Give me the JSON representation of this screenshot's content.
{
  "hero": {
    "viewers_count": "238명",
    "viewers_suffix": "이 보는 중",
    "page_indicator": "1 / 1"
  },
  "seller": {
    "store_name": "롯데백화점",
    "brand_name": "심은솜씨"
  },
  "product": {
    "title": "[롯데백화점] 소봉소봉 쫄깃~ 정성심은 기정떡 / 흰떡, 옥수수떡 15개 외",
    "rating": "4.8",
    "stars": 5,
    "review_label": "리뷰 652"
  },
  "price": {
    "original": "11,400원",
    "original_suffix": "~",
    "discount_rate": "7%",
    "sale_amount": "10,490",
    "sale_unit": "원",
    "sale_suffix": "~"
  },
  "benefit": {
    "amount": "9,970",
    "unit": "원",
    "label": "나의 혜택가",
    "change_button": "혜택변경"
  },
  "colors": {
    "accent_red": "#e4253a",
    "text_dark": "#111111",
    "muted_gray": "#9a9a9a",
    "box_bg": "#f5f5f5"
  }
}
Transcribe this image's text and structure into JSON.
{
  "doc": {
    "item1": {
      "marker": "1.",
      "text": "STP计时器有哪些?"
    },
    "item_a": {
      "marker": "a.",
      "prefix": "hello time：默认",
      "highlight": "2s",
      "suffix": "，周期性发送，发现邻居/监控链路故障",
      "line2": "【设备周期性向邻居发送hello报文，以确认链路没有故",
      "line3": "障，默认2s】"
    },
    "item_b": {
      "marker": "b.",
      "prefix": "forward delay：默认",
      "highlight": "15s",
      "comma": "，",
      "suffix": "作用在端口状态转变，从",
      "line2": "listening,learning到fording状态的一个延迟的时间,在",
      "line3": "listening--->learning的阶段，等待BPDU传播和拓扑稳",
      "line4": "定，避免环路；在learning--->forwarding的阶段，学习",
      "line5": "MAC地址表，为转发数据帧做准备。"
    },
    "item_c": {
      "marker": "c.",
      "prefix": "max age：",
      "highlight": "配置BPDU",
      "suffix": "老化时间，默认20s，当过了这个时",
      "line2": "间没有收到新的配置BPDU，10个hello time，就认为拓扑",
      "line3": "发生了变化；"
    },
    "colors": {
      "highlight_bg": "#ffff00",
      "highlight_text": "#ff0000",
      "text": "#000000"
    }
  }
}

> Directions: List all lines where "롯데백화점" occurs.

> Finished exercise:
    "store_name": "롯데백화점",
    "title": "[롯데백화점] 소봉소봉 쫄깃~ 정성심은 기정떡 / 흰떡, 옥수수떡 15개 외",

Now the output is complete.